Labeled box items:

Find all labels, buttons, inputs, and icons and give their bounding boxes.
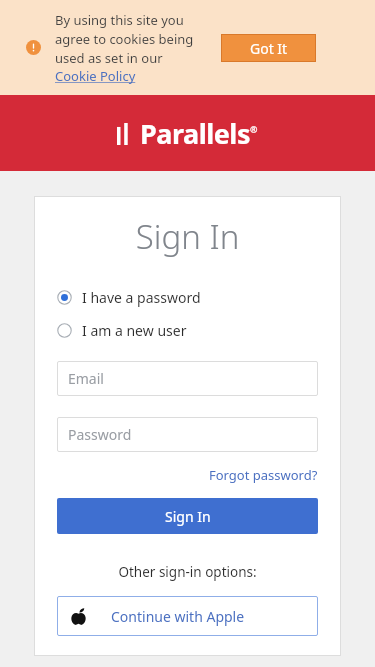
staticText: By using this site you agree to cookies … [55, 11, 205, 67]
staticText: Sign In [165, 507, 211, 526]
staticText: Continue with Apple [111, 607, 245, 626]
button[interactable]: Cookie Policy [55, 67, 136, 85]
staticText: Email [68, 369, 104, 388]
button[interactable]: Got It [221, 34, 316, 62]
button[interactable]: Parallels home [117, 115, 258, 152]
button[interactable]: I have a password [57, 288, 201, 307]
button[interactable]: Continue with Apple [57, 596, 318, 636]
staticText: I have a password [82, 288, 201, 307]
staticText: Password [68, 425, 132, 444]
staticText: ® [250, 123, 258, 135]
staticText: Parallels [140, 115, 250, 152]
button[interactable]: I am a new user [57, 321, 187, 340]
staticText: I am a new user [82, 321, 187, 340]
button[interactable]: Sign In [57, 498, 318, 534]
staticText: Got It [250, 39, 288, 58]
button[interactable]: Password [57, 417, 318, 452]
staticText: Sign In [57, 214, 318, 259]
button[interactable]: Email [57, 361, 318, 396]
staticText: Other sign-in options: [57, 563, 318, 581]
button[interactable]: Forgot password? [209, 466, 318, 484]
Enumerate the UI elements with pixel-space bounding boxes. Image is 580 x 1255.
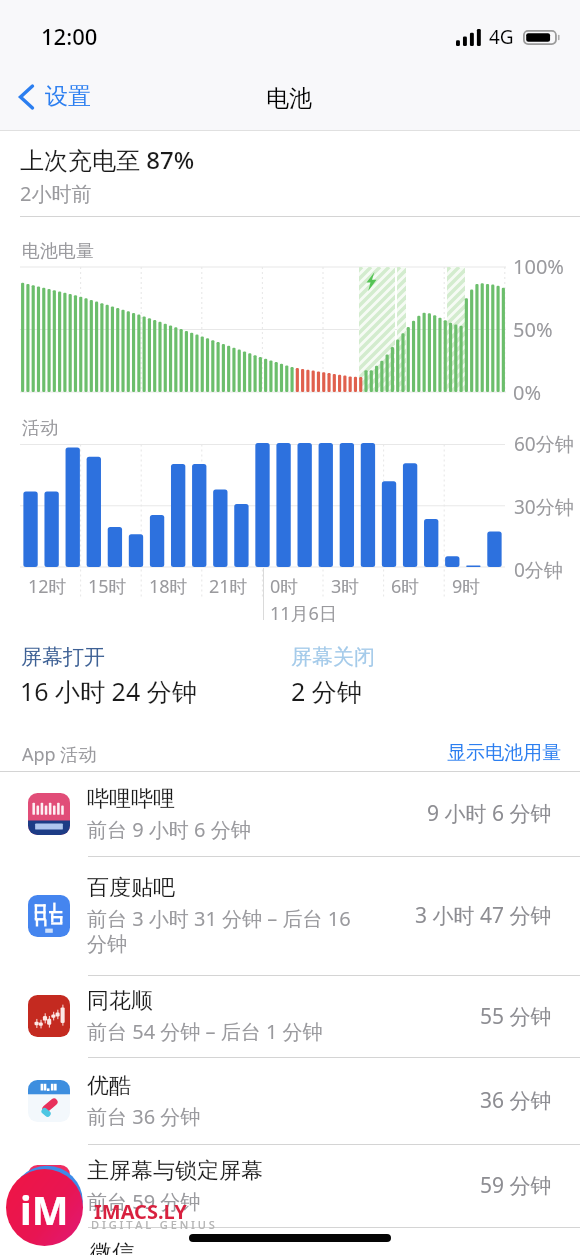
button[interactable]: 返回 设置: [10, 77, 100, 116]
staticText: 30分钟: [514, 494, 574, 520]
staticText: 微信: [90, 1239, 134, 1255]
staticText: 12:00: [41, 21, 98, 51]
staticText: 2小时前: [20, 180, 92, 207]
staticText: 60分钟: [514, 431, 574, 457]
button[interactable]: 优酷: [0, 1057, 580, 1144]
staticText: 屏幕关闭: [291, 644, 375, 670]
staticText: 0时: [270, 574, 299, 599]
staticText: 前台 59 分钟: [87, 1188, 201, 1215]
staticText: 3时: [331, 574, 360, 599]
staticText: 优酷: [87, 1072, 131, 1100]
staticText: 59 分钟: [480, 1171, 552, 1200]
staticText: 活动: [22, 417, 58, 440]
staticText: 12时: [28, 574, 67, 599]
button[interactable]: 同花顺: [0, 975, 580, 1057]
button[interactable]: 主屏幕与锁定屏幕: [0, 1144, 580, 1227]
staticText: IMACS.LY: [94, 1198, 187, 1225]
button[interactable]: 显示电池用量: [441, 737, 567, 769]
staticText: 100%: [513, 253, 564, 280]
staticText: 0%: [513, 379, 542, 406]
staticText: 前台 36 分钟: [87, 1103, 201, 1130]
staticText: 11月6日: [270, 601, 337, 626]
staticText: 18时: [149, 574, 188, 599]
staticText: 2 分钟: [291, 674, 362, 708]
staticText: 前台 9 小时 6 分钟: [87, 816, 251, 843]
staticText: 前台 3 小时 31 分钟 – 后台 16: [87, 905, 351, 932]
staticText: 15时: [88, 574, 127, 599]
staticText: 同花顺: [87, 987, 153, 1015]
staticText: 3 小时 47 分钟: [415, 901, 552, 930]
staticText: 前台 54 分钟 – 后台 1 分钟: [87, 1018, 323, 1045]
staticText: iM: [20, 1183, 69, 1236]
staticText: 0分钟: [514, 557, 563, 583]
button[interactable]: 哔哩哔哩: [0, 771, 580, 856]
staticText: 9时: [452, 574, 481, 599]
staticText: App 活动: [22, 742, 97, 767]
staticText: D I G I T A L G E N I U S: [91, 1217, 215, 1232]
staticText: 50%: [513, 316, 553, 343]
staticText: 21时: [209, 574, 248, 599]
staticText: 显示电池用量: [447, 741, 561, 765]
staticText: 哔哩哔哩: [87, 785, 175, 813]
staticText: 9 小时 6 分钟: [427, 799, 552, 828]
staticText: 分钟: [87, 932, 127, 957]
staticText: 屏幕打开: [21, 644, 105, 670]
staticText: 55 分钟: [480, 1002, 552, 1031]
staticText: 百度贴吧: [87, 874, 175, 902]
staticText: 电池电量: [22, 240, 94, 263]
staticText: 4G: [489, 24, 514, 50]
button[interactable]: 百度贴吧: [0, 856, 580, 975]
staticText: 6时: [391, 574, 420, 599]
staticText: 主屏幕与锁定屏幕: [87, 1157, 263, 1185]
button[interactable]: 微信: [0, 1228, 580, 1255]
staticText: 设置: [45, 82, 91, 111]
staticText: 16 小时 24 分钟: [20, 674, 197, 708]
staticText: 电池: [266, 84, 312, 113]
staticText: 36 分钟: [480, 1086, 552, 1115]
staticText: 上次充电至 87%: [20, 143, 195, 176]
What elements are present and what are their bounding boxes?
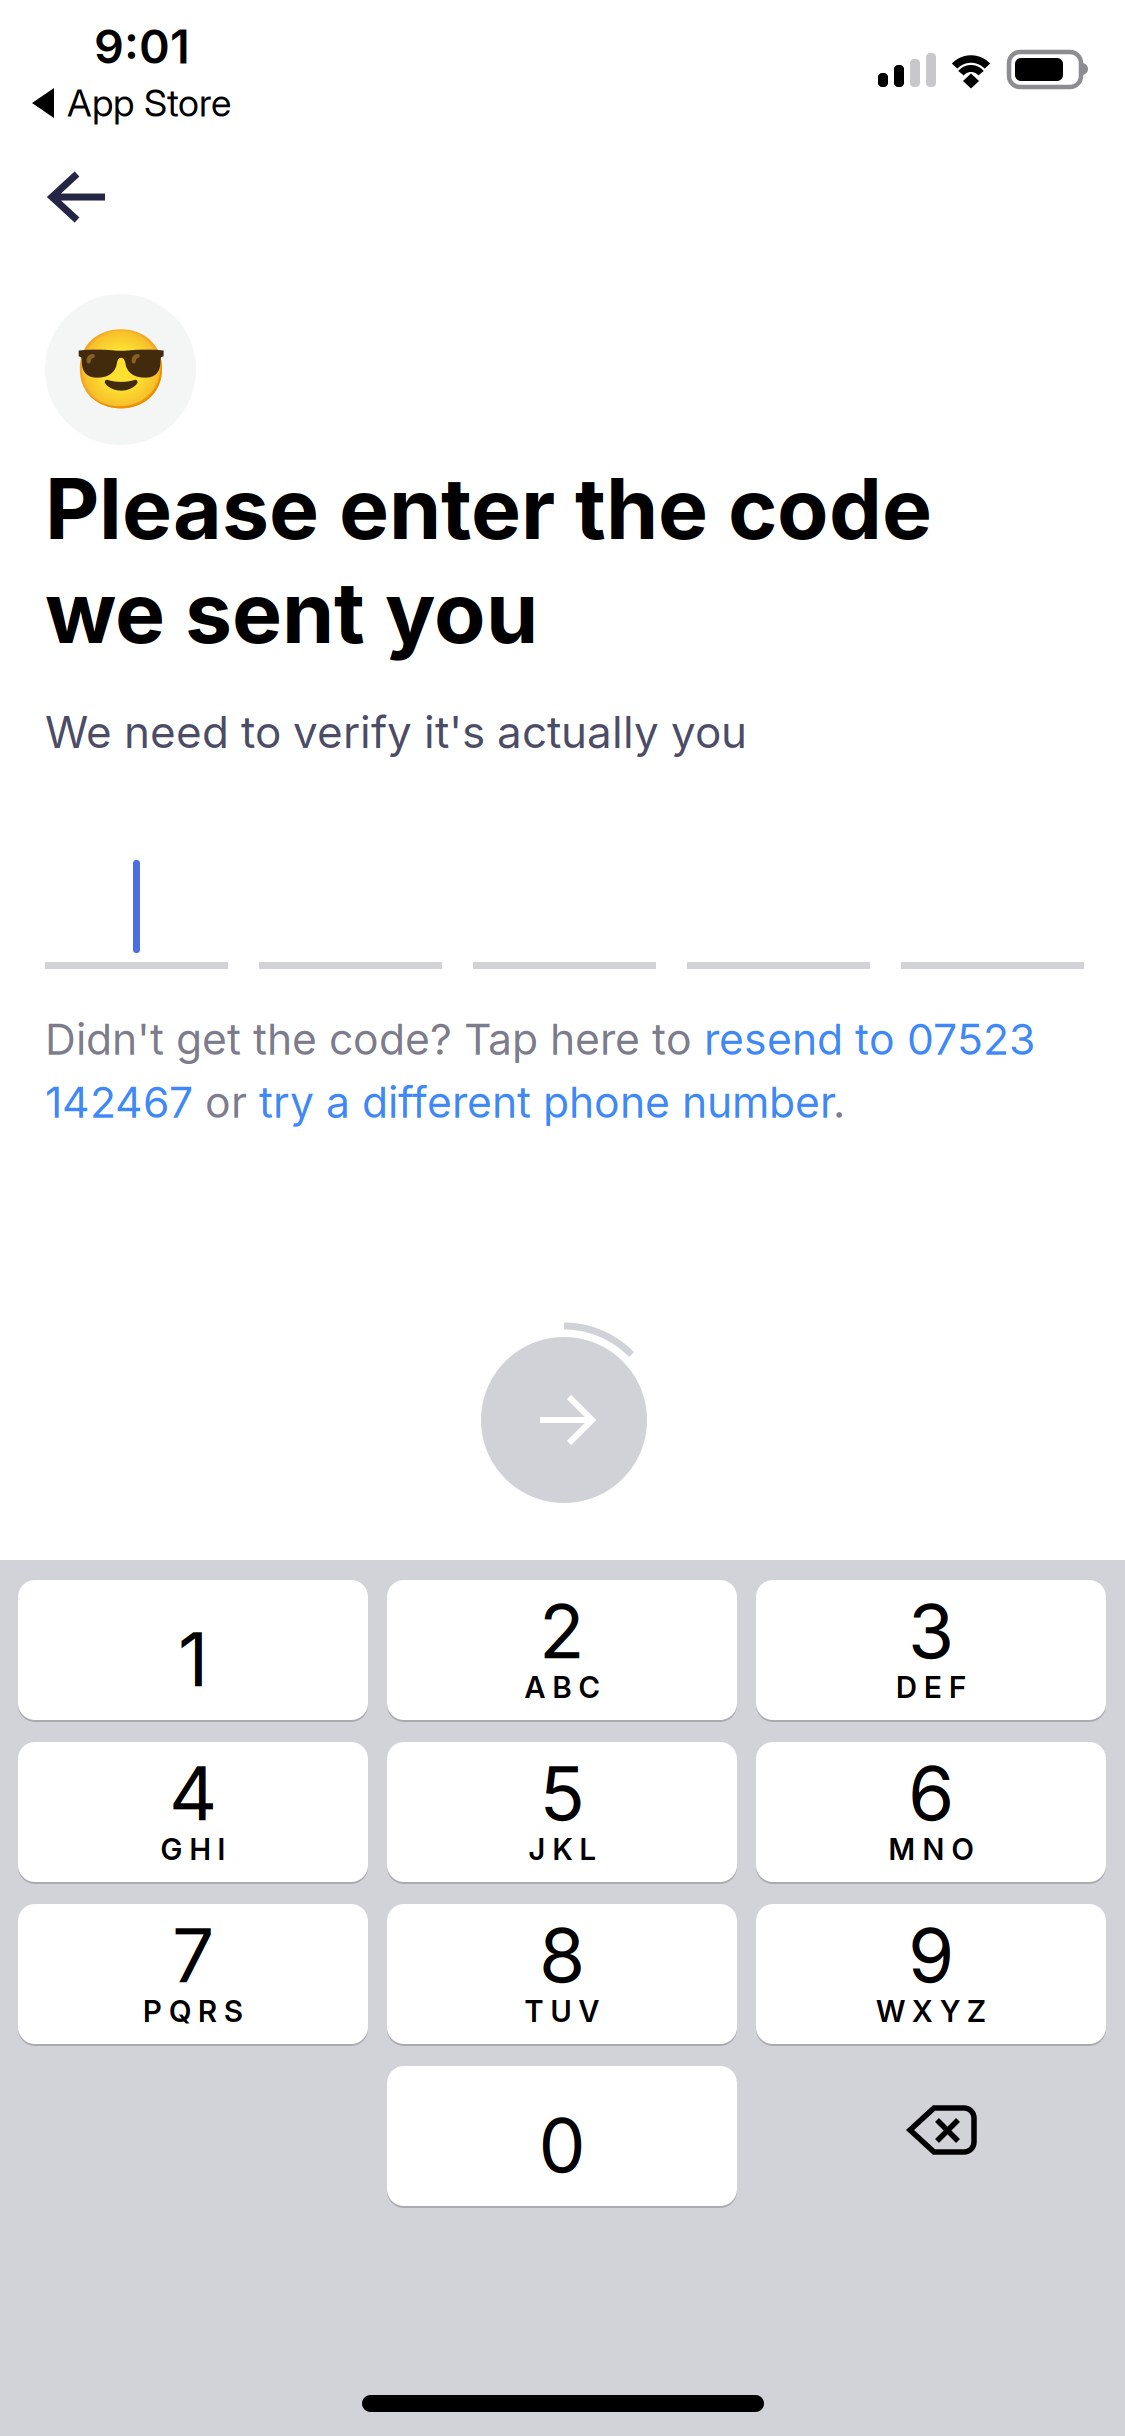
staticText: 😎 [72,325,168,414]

**YOUR GOAL**: Write out the lines from the start of the items up to and including the line with "Enumerate the UI", swapping "Got It" for "OK" and leaving everything else unchanged. Omit the pictures.

**TASK ANSWER**:
Find all labels, buttons, inputs, and icons and give their bounding boxes.
staticText: By using this site you agree to cookies … [55, 11, 205, 67]
staticText: Sign In [165, 507, 211, 526]
staticText: Continue with Apple [111, 607, 245, 626]
button[interactable]: Cookie Policy [55, 67, 136, 85]
staticText: Email [68, 369, 104, 388]
button[interactable]: OK [221, 34, 316, 62]
button[interactable]: Parallels home [117, 115, 258, 152]
button[interactable]: I have a password [57, 288, 201, 307]
button[interactable]: Continue with Apple [57, 596, 318, 636]
staticText: I have a password [82, 288, 201, 307]
staticText: Password [68, 425, 132, 444]
staticText: ® [250, 123, 258, 135]
staticText: Parallels [140, 115, 250, 152]
button[interactable]: I am a new user [57, 321, 187, 340]
staticText: I am a new user [82, 321, 187, 340]
button[interactable]: Sign In [57, 498, 318, 534]
staticText: OK [250, 39, 288, 58]
button[interactable]: Password [57, 417, 318, 452]
staticText: Sign In [57, 214, 318, 259]
button[interactable]: Email [57, 361, 318, 396]
staticText: Other sign-in options: [57, 563, 318, 581]
button[interactable]: Forgot password? [209, 466, 318, 484]
Enumerate the UI elements with pixel-space bounding boxes. Image is 580 x 1255.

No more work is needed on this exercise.